**Goal**
Using the listing below, select the lines with the word "Graf" and copy them.

>> begin The records

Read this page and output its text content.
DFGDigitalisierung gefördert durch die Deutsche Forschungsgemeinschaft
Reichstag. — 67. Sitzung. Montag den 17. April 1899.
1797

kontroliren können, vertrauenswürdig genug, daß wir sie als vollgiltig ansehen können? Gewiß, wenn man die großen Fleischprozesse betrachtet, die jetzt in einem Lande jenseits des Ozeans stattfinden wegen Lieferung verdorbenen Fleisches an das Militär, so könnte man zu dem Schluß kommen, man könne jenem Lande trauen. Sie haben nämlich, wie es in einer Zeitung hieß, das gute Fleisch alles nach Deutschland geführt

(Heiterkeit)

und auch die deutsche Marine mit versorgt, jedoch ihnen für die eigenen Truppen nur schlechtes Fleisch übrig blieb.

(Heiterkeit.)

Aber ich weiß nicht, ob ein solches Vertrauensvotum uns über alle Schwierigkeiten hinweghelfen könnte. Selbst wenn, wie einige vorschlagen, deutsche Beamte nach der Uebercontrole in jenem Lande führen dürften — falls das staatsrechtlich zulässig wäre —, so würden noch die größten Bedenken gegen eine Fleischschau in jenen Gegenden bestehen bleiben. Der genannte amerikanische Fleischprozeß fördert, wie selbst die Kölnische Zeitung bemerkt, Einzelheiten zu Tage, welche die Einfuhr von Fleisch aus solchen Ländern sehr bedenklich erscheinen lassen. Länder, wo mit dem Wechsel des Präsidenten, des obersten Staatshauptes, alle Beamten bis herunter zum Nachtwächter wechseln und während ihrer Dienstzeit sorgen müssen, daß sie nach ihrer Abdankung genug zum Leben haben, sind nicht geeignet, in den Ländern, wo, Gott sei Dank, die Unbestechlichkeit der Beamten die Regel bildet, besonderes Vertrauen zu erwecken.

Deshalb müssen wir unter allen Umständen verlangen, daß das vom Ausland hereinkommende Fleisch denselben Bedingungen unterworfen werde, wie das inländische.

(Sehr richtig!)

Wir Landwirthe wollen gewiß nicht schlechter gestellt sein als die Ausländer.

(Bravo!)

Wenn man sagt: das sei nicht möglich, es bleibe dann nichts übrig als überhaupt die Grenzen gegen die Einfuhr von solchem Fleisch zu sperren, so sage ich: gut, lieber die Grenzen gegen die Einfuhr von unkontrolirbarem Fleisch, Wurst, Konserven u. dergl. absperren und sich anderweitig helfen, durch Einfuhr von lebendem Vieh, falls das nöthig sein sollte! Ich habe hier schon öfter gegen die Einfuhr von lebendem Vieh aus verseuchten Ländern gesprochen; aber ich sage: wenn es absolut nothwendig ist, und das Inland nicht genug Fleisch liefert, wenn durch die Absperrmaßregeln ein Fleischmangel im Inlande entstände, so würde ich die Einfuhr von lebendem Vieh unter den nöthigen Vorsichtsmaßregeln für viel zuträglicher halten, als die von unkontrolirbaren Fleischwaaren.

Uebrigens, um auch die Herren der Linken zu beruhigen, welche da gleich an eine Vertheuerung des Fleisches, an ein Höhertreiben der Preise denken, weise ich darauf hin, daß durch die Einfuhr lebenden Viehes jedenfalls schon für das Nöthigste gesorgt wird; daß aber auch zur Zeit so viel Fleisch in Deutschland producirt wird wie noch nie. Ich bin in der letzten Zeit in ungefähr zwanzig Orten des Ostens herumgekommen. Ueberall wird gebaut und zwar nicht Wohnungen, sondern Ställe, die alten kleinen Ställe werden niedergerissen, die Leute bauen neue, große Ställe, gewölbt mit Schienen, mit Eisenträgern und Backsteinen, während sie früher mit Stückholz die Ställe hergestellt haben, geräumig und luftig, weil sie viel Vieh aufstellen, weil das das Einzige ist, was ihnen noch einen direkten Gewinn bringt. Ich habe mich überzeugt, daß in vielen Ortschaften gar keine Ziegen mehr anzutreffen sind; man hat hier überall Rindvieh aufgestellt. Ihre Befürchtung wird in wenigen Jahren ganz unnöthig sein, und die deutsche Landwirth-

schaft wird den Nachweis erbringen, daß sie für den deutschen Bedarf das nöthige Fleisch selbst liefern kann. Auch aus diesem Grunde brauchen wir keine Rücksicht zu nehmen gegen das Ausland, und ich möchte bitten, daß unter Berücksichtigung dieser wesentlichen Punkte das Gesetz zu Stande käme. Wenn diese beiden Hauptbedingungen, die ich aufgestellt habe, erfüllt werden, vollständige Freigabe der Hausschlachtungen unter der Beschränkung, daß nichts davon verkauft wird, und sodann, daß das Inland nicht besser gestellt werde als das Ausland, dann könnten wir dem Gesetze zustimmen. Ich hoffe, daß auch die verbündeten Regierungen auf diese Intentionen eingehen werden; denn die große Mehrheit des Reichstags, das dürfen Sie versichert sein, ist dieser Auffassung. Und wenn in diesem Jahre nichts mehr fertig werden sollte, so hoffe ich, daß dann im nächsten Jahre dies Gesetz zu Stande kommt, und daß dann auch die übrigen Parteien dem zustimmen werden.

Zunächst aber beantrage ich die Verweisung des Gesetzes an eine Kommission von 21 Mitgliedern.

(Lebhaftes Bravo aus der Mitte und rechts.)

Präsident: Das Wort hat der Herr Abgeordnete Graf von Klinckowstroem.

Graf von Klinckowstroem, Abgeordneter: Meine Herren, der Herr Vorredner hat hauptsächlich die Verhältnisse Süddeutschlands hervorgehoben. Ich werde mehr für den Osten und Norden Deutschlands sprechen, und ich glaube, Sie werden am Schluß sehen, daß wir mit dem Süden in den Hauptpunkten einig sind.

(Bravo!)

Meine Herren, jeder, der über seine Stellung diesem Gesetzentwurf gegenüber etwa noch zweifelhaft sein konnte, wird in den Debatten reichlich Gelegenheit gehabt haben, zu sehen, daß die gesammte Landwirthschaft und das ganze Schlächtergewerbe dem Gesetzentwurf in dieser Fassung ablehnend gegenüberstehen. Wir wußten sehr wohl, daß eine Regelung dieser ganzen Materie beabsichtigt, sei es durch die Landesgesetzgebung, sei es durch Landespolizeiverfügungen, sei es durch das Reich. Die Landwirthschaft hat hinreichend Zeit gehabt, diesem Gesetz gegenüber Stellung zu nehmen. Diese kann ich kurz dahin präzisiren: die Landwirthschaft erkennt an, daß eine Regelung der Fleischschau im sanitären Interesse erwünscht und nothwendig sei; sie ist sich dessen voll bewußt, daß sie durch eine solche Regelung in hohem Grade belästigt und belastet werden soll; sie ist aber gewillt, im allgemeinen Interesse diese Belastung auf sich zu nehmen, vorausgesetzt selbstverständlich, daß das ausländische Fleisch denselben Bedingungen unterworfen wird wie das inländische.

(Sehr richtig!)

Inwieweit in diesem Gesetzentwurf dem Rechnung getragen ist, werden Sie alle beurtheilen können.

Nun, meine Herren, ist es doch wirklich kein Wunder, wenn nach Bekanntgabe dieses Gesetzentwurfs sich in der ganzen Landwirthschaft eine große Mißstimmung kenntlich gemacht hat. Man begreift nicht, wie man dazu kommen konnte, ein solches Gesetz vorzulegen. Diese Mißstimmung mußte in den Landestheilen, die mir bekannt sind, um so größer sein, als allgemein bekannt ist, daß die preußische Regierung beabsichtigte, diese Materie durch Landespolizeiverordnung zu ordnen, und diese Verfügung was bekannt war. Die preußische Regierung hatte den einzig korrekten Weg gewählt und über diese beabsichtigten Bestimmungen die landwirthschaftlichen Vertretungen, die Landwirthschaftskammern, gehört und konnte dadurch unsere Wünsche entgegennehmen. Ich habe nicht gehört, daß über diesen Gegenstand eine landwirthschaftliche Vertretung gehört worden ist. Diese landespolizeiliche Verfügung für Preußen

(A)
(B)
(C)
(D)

>> end The records

**Solved problem**
Präsident: Das Wort hat der Herr Abgeordnete Graf von Klinckowstroem.
Graf von Klinckowstroem, Abgeordneter: Meine Herren, der Herr Vorredner hat hauptsächlich die Verhältnisse Süddeutschlands hervorgehoben. Ich werde mehr für den Osten und Norden Deutschlands sprechen, und ich glaube, Sie werden am Schluß sehen, daß wir mit dem Süden in den Hauptpunkten einig sind.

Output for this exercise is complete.